- [TASK DETAILS]: Starting at the line that contains "Parse this chart and return its data as JSON.", copy each line through the end of the listing below. Include both ends and output nothing more.

- [THE DATA]:
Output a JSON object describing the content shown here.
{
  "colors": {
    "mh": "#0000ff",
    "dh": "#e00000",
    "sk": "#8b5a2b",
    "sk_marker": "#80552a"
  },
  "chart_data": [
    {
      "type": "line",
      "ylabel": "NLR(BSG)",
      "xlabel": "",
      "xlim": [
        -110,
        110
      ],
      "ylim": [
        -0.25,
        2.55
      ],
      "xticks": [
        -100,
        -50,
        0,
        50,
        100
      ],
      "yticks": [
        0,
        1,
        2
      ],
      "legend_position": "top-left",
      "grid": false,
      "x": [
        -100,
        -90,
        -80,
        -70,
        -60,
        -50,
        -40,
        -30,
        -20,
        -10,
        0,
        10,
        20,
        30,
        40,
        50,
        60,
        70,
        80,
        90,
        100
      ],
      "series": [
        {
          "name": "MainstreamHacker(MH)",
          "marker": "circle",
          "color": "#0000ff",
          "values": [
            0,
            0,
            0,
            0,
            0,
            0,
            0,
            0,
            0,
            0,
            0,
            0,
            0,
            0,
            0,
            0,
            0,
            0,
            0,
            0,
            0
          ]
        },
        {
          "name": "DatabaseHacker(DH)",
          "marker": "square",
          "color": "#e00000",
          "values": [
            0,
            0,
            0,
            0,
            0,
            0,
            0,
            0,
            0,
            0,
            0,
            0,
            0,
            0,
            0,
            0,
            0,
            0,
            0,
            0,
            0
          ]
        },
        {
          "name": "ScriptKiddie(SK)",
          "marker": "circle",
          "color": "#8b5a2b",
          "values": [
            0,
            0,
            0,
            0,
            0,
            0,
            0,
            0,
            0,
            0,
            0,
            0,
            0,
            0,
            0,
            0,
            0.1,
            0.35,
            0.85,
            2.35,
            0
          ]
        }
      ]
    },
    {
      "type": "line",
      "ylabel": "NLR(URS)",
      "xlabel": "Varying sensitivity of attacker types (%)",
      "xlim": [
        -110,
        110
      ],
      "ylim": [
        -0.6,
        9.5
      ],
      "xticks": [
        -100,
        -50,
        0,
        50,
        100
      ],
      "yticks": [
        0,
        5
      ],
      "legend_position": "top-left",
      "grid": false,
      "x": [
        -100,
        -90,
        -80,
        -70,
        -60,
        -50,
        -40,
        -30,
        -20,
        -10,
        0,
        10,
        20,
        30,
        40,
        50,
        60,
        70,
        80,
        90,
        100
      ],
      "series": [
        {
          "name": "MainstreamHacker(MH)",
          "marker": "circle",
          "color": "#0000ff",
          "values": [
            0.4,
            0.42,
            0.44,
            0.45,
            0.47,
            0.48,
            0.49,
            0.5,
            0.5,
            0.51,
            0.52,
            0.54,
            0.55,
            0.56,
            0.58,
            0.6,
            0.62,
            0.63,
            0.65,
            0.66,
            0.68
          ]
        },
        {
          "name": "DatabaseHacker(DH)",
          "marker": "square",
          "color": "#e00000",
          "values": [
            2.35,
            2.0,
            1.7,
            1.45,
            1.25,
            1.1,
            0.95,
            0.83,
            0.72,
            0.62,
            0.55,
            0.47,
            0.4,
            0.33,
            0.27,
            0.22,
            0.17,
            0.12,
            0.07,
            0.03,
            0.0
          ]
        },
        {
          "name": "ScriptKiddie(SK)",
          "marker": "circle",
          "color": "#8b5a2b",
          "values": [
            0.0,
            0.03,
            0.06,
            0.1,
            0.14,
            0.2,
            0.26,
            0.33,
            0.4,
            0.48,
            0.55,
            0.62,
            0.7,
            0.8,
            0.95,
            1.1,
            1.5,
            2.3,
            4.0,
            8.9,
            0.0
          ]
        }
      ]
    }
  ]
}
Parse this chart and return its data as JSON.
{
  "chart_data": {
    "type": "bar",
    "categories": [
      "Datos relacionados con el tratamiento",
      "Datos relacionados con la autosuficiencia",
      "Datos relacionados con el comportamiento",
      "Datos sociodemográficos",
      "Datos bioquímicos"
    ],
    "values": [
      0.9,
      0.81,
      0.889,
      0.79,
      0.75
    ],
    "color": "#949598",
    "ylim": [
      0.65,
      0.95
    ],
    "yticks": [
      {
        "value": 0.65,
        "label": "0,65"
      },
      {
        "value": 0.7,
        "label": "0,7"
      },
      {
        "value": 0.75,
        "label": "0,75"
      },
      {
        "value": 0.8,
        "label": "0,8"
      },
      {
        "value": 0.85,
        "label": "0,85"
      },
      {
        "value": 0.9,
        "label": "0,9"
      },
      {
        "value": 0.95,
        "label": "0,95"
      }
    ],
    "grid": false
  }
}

- [ANSWER TO THIS EXERCISE]:
Parse this chart and return its data as JSON.
{
  "chart_data": {
    "type": "bar",
    "categories": [
      "Datos relacionados con el tratamiento",
      "Datos relacionados con la autosuficiencia",
      "Datos relacionados con el comportamiento",
      "Datos sociodemográficos",
      "Datos bioquímicos"
    ],
    "values": [
      0.9,
      0.81,
      0.889,
      0.79,
      0.75
    ],
    "color": "#949598",
    "ylim": [
      0.65,
      0.95
    ],
    "yticks": [
      {
        "value": 0.65,
        "label": "0,65"
      },
      {
        "value": 0.7,
        "label": "0,7"
      },
      {
        "value": 0.75,
        "label": "0,75"
      },
      {
        "value": 0.8,
        "label": "0,8"
      },
      {
        "value": 0.85,
        "label": "0,85"
      },
      {
        "value": 0.9,
        "label": "0,9"
      },
      {
        "value": 0.95,
        "label": "0,95"
      }
    ],
    "grid": false
  }
}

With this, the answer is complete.